GIVEN INSTRUCTION:
Below is a set of records. Repeat all of them exactly.

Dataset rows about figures
################

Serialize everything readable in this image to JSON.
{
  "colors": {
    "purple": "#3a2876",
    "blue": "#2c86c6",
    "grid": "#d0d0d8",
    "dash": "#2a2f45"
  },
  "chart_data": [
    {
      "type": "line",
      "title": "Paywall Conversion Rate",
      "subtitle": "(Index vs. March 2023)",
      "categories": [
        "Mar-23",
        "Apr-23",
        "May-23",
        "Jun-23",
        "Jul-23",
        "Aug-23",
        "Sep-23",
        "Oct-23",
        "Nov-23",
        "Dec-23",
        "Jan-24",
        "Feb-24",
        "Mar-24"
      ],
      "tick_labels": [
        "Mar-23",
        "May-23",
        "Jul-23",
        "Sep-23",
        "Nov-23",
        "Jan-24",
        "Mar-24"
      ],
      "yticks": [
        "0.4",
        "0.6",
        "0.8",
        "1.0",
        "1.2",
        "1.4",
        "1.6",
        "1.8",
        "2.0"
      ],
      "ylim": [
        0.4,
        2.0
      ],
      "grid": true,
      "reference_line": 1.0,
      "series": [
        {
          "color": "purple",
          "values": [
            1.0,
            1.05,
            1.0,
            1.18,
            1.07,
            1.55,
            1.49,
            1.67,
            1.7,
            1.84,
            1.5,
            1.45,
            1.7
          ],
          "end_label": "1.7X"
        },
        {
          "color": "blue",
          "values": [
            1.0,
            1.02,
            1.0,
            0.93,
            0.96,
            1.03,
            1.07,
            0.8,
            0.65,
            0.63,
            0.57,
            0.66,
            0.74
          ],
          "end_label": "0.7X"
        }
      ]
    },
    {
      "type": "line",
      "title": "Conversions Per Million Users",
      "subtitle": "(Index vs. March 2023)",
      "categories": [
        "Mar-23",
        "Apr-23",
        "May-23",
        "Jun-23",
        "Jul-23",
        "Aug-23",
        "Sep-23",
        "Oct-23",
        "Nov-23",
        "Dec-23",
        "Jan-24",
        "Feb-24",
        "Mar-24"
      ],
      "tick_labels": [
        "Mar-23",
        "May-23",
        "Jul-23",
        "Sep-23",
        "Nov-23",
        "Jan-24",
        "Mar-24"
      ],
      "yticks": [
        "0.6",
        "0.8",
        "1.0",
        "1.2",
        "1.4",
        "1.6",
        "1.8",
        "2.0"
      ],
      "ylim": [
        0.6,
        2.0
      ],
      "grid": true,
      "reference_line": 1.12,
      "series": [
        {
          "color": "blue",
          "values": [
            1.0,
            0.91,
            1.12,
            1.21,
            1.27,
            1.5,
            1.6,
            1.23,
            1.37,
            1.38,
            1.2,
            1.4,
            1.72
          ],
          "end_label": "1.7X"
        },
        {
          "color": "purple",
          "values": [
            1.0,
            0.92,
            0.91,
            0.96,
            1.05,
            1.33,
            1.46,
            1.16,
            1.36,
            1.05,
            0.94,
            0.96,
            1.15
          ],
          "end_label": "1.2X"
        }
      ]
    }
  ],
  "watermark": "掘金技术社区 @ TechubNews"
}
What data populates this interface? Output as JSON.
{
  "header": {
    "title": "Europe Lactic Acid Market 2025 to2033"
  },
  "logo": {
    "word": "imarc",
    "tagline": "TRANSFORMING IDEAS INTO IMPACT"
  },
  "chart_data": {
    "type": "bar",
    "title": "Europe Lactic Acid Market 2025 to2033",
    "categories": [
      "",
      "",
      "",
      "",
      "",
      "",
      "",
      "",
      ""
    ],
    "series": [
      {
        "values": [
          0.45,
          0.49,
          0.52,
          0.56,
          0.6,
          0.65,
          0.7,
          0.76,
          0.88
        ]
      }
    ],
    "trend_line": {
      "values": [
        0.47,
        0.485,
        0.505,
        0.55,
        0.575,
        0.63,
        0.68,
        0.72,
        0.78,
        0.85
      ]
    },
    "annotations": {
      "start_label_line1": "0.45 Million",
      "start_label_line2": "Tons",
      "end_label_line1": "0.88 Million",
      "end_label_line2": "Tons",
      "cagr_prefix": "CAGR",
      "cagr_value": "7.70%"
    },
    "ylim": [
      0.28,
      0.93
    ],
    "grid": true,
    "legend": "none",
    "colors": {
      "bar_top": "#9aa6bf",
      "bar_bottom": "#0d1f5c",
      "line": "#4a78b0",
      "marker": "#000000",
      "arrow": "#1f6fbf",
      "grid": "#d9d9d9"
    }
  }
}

################

SOLUTION BELOW:
Serialize everything readable in this image to JSON.
{
  "colors": {
    "purple": "#3a2876",
    "blue": "#2c86c6",
    "grid": "#d0d0d8",
    "dash": "#2a2f45"
  },
  "chart_data": [
    {
      "type": "line",
      "title": "Paywall Conversion Rate",
      "subtitle": "(Index vs. March 2023)",
      "categories": [
        "Mar-23",
        "Apr-23",
        "May-23",
        "Jun-23",
        "Jul-23",
        "Aug-23",
        "Sep-23",
        "Oct-23",
        "Nov-23",
        "Dec-23",
        "Jan-24",
        "Feb-24",
        "Mar-24"
      ],
      "tick_labels": [
        "Mar-23",
        "May-23",
        "Jul-23",
        "Sep-23",
        "Nov-23",
        "Jan-24",
        "Mar-24"
      ],
      "yticks": [
        "0.4",
        "0.6",
        "0.8",
        "1.0",
        "1.2",
        "1.4",
        "1.6",
        "1.8",
        "2.0"
      ],
      "ylim": [
        0.4,
        2.0
      ],
      "grid": true,
      "reference_line": 1.0,
      "series": [
        {
          "color": "purple",
          "values": [
            1.0,
            1.05,
            1.0,
            1.18,
            1.07,
            1.55,
            1.49,
            1.67,
            1.7,
            1.84,
            1.5,
            1.45,
            1.7
          ],
          "end_label": "1.7X"
        },
        {
          "color": "blue",
          "values": [
            1.0,
            1.02,
            1.0,
            0.93,
            0.96,
            1.03,
            1.07,
            0.8,
            0.65,
            0.63,
            0.57,
            0.66,
            0.74
          ],
          "end_label": "0.7X"
        }
      ]
    },
    {
      "type": "line",
      "title": "Conversions Per Million Users",
      "subtitle": "(Index vs. March 2023)",
      "categories": [
        "Mar-23",
        "Apr-23",
        "May-23",
        "Jun-23",
        "Jul-23",
        "Aug-23",
        "Sep-23",
        "Oct-23",
        "Nov-23",
        "Dec-23",
        "Jan-24",
        "Feb-24",
        "Mar-24"
      ],
      "tick_labels": [
        "Mar-23",
        "May-23",
        "Jul-23",
        "Sep-23",
        "Nov-23",
        "Jan-24",
        "Mar-24"
      ],
      "yticks": [
        "0.6",
        "0.8",
        "1.0",
        "1.2",
        "1.4",
        "1.6",
        "1.8",
        "2.0"
      ],
      "ylim": [
        0.6,
        2.0
      ],
      "grid": true,
      "reference_line": 1.12,
      "series": [
        {
          "color": "blue",
          "values": [
            1.0,
            0.91,
            1.12,
            1.21,
            1.27,
            1.5,
            1.6,
            1.23,
            1.37,
            1.38,
            1.2,
            1.4,
            1.72
          ],
          "end_label": "1.7X"
        },
        {
          "color": "purple",
          "values": [
            1.0,
            0.92,
            0.91,
            0.96,
            1.05,
            1.33,
            1.46,
            1.16,
            1.36,
            1.05,
            0.94,
            0.96,
            1.15
          ],
          "end_label": "1.2X"
        }
      ]
    }
  ],
  "watermark": "掘金技术社区 @ TechubNews"
}
What data populates this interface? Output as JSON.
{
  "header": {
    "title": "Europe Lactic Acid Market 2025 to2033"
  },
  "logo": {
    "word": "imarc",
    "tagline": "TRANSFORMING IDEAS INTO IMPACT"
  },
  "chart_data": {
    "type": "bar",
    "title": "Europe Lactic Acid Market 2025 to2033",
    "categories": [
      "",
      "",
      "",
      "",
      "",
      "",
      "",
      "",
      ""
    ],
    "series": [
      {
        "values": [
          0.45,
          0.49,
          0.52,
          0.56,
          0.6,
          0.65,
          0.7,
          0.76,
          0.88
        ]
      }
    ],
    "trend_line": {
      "values": [
        0.47,
        0.485,
        0.505,
        0.55,
        0.575,
        0.63,
        0.68,
        0.72,
        0.78,
        0.85
      ]
    },
    "annotations": {
      "start_label_line1": "0.45 Million",
      "start_label_line2": "Tons",
      "end_label_line1": "0.88 Million",
      "end_label_line2": "Tons",
      "cagr_prefix": "CAGR",
      "cagr_value": "7.70%"
    },
    "ylim": [
      0.28,
      0.93
    ],
    "grid": true,
    "legend": "none",
    "colors": {
      "bar_top": "#9aa6bf",
      "bar_bottom": "#0d1f5c",
      "line": "#4a78b0",
      "marker": "#000000",
      "arrow": "#1f6fbf",
      "grid": "#d9d9d9"
    }
  }
}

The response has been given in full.